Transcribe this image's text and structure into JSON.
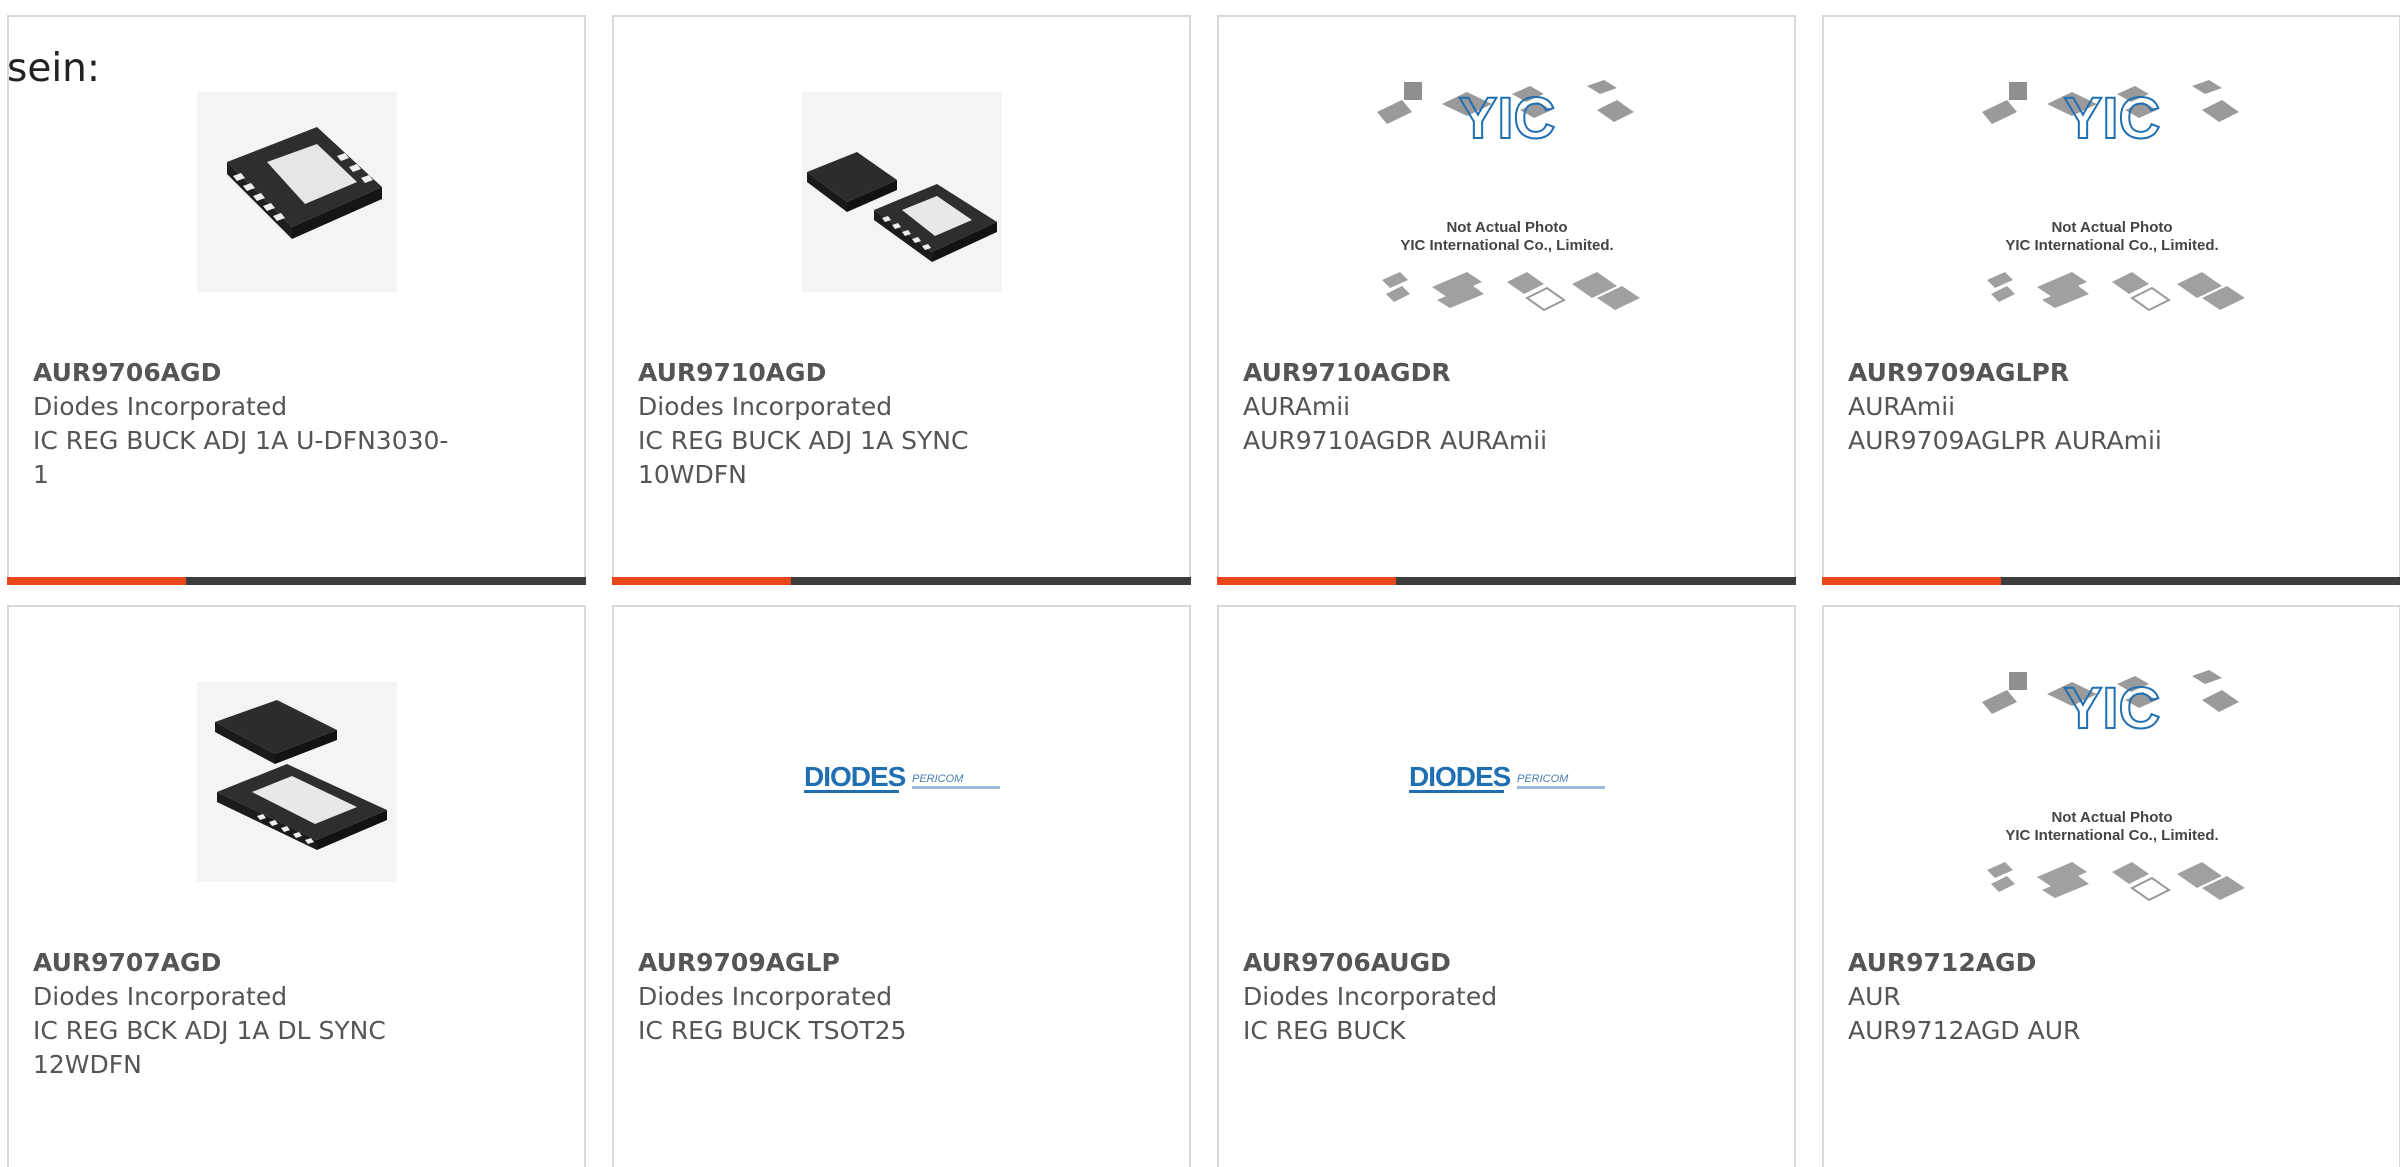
{
  "intro": {
    "text": "sein:"
  },
  "colors": {
    "accent": "#e8471b",
    "track": "#3d3d3d",
    "border": "#d9d9d9",
    "text": "#555555"
  },
  "products": [
    {
      "part_number": "AUR9706AGD",
      "manufacturer": "Diodes Incorporated",
      "description": "IC REG BUCK ADJ 1A U-DFN3030-1",
      "image": "ic-chip-image",
      "progress": 0.31
    },
    {
      "part_number": "AUR9710AGD",
      "manufacturer": "Diodes Incorporated",
      "description": "IC REG BUCK ADJ 1A SYNC 10WDFN",
      "image": "ic-chip-image",
      "progress": 0.31
    },
    {
      "part_number": "AUR9710AGDR",
      "manufacturer": "AURAmii",
      "description": "AUR9710AGDR AURAmii",
      "image": "yic-placeholder-image",
      "progress": 0.31
    },
    {
      "part_number": "AUR9709AGLPR",
      "manufacturer": "AURAmii",
      "description": "AUR9709AGLPR AURAmii",
      "image": "yic-placeholder-image",
      "progress": 0.31
    },
    {
      "part_number": "AUR9707AGD",
      "manufacturer": "Diodes Incorporated",
      "description": "IC REG BCK ADJ 1A DL SYNC 12WDFN",
      "image": "ic-chip-image"
    },
    {
      "part_number": "AUR9709AGLP",
      "manufacturer": "Diodes Incorporated",
      "description": "IC REG BUCK TSOT25",
      "image": "diodes-logo-image"
    },
    {
      "part_number": "AUR9706AUGD",
      "manufacturer": "Diodes Incorporated",
      "description": "IC REG BUCK",
      "image": "diodes-logo-image"
    },
    {
      "part_number": "AUR9712AGD",
      "manufacturer": "AUR",
      "description": "AUR9712AGD AUR",
      "image": "yic-placeholder-image"
    }
  ],
  "yic_placeholder": {
    "brand": "YIC",
    "line1": "Not Actual Photo",
    "line2": "YIC International Co., Limited."
  },
  "diodes_logo": {
    "brand": "DIODES",
    "sub": "PERICOM"
  }
}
- - -
What the task requires ::
Copy the listing exactly. Any image in it stays out of the copy.

Answer to this exercise ::
Transcribe this image's text and structure into JSON.
{
  "intro": {
    "text": "sein:"
  },
  "colors": {
    "accent": "#e8471b",
    "track": "#3d3d3d",
    "border": "#d9d9d9",
    "text": "#555555"
  },
  "products": [
    {
      "part_number": "AUR9706AGD",
      "manufacturer": "Diodes Incorporated",
      "description": "IC REG BUCK ADJ 1A U-DFN3030-1",
      "image": "ic-chip-image",
      "progress": 0.31
    },
    {
      "part_number": "AUR9710AGD",
      "manufacturer": "Diodes Incorporated",
      "description": "IC REG BUCK ADJ 1A SYNC 10WDFN",
      "image": "ic-chip-image",
      "progress": 0.31
    },
    {
      "part_number": "AUR9710AGDR",
      "manufacturer": "AURAmii",
      "description": "AUR9710AGDR AURAmii",
      "image": "yic-placeholder-image",
      "progress": 0.31
    },
    {
      "part_number": "AUR9709AGLPR",
      "manufacturer": "AURAmii",
      "description": "AUR9709AGLPR AURAmii",
      "image": "yic-placeholder-image",
      "progress": 0.31
    },
    {
      "part_number": "AUR9707AGD",
      "manufacturer": "Diodes Incorporated",
      "description": "IC REG BCK ADJ 1A DL SYNC 12WDFN",
      "image": "ic-chip-image"
    },
    {
      "part_number": "AUR9709AGLP",
      "manufacturer": "Diodes Incorporated",
      "description": "IC REG BUCK TSOT25",
      "image": "diodes-logo-image"
    },
    {
      "part_number": "AUR9706AUGD",
      "manufacturer": "Diodes Incorporated",
      "description": "IC REG BUCK",
      "image": "diodes-logo-image"
    },
    {
      "part_number": "AUR9712AGD",
      "manufacturer": "AUR",
      "description": "AUR9712AGD AUR",
      "image": "yic-placeholder-image"
    }
  ],
  "yic_placeholder": {
    "brand": "YIC",
    "line1": "Not Actual Photo",
    "line2": "YIC International Co., Limited."
  },
  "diodes_logo": {
    "brand": "DIODES",
    "sub": "PERICOM"
  }
}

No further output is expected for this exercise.